Exercise —
Give the number of lines in the records below that include "coffee". Reply with that number alone.

Data lines —
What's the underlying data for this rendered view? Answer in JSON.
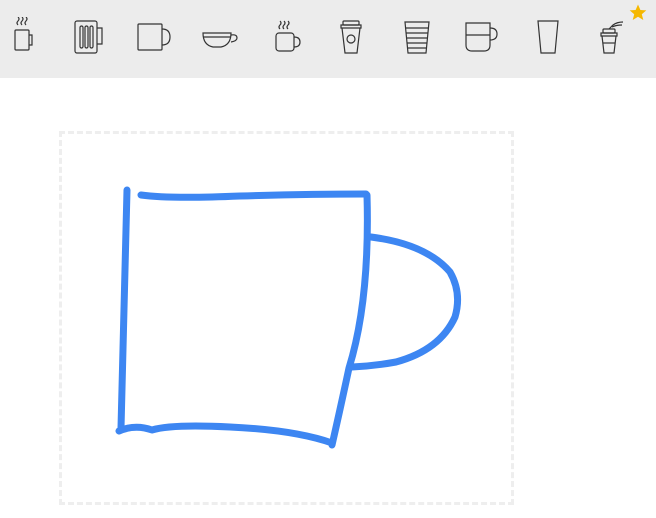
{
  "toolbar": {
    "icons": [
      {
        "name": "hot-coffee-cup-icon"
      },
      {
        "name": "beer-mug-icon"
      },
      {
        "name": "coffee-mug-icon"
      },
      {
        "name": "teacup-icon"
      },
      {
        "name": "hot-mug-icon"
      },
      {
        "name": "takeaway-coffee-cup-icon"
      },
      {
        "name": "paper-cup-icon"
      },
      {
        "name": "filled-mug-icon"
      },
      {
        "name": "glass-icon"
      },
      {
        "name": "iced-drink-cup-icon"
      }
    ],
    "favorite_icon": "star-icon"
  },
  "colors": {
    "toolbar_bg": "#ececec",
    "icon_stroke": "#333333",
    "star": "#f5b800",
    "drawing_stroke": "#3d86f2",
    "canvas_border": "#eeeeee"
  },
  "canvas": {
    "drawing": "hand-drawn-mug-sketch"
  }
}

Exercise answer —
3